**What is required**.
Look through the lines below and extract any with the word "were".

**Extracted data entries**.
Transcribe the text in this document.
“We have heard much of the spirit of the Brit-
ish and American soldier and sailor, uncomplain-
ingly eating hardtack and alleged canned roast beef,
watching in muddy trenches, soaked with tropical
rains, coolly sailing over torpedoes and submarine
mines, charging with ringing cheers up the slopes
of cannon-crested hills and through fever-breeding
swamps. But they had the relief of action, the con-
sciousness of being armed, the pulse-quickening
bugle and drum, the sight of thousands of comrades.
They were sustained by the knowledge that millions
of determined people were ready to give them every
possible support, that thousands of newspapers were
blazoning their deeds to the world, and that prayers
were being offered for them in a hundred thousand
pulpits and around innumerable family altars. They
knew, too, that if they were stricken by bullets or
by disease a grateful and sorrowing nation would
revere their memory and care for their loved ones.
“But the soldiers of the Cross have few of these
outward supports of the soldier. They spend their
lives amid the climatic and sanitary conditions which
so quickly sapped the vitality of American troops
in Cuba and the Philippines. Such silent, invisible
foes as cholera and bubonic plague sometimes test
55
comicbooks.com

**Result for this exercise**.
They were sustained by the knowledge that millions
of determined people were ready to give them every
possible support, that thousands of newspapers were
were being offered for them in a hundred thousand
knew, too, that if they were stricken by bullets or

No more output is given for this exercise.